◆ **Entries**:
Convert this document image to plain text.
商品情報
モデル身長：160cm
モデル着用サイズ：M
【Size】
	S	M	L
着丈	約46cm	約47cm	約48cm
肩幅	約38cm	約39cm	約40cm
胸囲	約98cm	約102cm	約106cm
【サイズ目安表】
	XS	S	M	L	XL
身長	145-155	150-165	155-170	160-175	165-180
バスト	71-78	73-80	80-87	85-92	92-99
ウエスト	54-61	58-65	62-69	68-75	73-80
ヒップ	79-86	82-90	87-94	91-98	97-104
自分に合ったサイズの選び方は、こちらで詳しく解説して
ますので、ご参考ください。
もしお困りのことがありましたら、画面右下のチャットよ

◆ **Exercise details**:
Repeat the listing above without any change.

◆ **Task result**:
Convert this document image to plain text.
商品情報
モデル身長：160cm
モデル着用サイズ：M
【Size】
	S	M	L
着丈	約46cm	約47cm	約48cm
肩幅	約38cm	約39cm	約40cm
胸囲	約98cm	約102cm	約106cm
【サイズ目安表】
	XS	S	M	L	XL
身長	145-155	150-165	155-170	160-175	165-180
バスト	71-78	73-80	80-87	85-92	92-99
ウエスト	54-61	58-65	62-69	68-75	73-80
ヒップ	79-86	82-90	87-94	91-98	97-104
自分に合ったサイズの選び方は、こちらで詳しく解説して
ますので、ご参考ください。
もしお困りのことがありましたら、画面右下のチャットよ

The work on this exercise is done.